Given exercise: Go through the records line by line and work out how many lines hold the word "zasilania". Answer with the number only.

— Start Records shown —

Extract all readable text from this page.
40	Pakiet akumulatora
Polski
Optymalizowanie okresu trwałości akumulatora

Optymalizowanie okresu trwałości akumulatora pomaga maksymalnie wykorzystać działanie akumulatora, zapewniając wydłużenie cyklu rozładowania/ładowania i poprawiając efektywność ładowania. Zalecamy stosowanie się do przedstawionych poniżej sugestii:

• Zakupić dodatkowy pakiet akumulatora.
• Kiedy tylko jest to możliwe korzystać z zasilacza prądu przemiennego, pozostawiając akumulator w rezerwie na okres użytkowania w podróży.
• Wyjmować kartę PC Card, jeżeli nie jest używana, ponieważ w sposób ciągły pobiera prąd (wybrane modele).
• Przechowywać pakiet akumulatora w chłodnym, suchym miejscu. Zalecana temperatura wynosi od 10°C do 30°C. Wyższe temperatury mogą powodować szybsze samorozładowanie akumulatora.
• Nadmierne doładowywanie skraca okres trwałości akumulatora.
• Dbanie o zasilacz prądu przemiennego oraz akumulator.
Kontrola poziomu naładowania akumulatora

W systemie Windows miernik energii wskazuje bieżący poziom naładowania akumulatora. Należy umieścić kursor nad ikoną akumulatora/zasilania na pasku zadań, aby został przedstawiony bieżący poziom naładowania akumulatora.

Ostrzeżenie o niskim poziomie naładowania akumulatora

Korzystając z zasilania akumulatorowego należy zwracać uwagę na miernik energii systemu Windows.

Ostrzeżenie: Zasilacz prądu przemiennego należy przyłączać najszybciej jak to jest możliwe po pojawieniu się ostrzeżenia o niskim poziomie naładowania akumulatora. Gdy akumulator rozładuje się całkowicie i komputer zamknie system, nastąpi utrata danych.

— End Records shown —

Exercise output: 2